## begin Record set

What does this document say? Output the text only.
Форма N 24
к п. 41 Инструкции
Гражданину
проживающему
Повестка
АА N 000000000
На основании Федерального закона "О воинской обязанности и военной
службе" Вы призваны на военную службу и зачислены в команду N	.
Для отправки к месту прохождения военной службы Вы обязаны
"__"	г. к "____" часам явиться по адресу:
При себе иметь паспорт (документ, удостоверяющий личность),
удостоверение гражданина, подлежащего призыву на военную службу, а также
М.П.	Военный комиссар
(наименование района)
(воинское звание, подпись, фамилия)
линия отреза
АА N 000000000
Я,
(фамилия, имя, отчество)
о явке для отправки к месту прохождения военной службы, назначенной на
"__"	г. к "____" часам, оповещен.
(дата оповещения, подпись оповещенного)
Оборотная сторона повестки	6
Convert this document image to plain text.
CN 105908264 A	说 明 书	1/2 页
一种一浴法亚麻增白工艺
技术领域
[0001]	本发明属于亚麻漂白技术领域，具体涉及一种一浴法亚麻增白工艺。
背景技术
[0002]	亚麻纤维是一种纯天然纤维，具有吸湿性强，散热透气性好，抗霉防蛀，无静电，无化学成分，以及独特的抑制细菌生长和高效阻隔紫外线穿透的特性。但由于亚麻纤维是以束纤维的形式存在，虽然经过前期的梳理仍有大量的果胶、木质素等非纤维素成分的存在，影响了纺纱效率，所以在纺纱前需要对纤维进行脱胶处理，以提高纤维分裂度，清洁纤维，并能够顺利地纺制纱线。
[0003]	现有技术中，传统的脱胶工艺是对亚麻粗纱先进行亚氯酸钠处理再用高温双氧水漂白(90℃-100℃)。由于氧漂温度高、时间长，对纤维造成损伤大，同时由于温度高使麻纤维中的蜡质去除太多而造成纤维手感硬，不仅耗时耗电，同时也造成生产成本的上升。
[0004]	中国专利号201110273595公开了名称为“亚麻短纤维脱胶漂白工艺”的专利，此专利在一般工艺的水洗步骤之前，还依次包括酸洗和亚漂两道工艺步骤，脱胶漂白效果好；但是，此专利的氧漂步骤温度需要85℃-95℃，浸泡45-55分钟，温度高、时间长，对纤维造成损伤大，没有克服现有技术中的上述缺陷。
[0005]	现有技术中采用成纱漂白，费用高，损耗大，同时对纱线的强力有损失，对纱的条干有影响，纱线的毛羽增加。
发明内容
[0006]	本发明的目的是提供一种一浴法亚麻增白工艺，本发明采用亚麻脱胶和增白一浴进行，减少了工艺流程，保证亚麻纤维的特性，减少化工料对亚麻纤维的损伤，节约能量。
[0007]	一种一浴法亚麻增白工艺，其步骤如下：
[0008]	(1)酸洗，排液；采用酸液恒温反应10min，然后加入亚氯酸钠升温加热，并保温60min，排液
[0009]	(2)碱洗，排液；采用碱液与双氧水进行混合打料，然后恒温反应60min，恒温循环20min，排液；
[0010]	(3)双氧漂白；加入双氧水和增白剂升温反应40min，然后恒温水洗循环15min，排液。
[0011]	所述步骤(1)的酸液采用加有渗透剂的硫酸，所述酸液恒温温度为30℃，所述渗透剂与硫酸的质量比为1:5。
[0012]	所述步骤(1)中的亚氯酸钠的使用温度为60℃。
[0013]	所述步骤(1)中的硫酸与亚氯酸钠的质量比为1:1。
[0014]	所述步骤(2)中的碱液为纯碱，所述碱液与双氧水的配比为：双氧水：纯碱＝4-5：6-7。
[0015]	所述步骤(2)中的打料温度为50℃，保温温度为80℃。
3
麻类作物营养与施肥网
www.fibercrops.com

## end Record set

**Problem description**
Set down exactly what runs from the line with "Convert this document image to plain text." to the last line of the data above, including both of those lines and no others.

**Answer for the task**
Convert this document image to plain text.
CN 105908264 A	说 明 书	1/2 页
一种一浴法亚麻增白工艺
技术领域
[0001]	本发明属于亚麻漂白技术领域，具体涉及一种一浴法亚麻增白工艺。
背景技术
[0002]	亚麻纤维是一种纯天然纤维，具有吸湿性强，散热透气性好，抗霉防蛀，无静电，无化学成分，以及独特的抑制细菌生长和高效阻隔紫外线穿透的特性。但由于亚麻纤维是以束纤维的形式存在，虽然经过前期的梳理仍有大量的果胶、木质素等非纤维素成分的存在，影响了纺纱效率，所以在纺纱前需要对纤维进行脱胶处理，以提高纤维分裂度，清洁纤维，并能够顺利地纺制纱线。
[0003]	现有技术中，传统的脱胶工艺是对亚麻粗纱先进行亚氯酸钠处理再用高温双氧水漂白(90℃-100℃)。由于氧漂温度高、时间长，对纤维造成损伤大，同时由于温度高使麻纤维中的蜡质去除太多而造成纤维手感硬，不仅耗时耗电，同时也造成生产成本的上升。
[0004]	中国专利号201110273595公开了名称为“亚麻短纤维脱胶漂白工艺”的专利，此专利在一般工艺的水洗步骤之前，还依次包括酸洗和亚漂两道工艺步骤，脱胶漂白效果好；但是，此专利的氧漂步骤温度需要85℃-95℃，浸泡45-55分钟，温度高、时间长，对纤维造成损伤大，没有克服现有技术中的上述缺陷。
[0005]	现有技术中采用成纱漂白，费用高，损耗大，同时对纱线的强力有损失，对纱的条干有影响，纱线的毛羽增加。
发明内容
[0006]	本发明的目的是提供一种一浴法亚麻增白工艺，本发明采用亚麻脱胶和增白一浴进行，减少了工艺流程，保证亚麻纤维的特性，减少化工料对亚麻纤维的损伤，节约能量。
[0007]	一种一浴法亚麻增白工艺，其步骤如下：
[0008]	(1)酸洗，排液；采用酸液恒温反应10min，然后加入亚氯酸钠升温加热，并保温60min，排液
[0009]	(2)碱洗，排液；采用碱液与双氧水进行混合打料，然后恒温反应60min，恒温循环20min，排液；
[0010]	(3)双氧漂白；加入双氧水和增白剂升温反应40min，然后恒温水洗循环15min，排液。
[0011]	所述步骤(1)的酸液采用加有渗透剂的硫酸，所述酸液恒温温度为30℃，所述渗透剂与硫酸的质量比为1:5。
[0012]	所述步骤(1)中的亚氯酸钠的使用温度为60℃。
[0013]	所述步骤(1)中的硫酸与亚氯酸钠的质量比为1:1。
[0014]	所述步骤(2)中的碱液为纯碱，所述碱液与双氧水的配比为：双氧水：纯碱＝4-5：6-7。
[0015]	所述步骤(2)中的打料温度为50℃，保温温度为80℃。
3
麻类作物营养与施肥网
www.fibercrops.com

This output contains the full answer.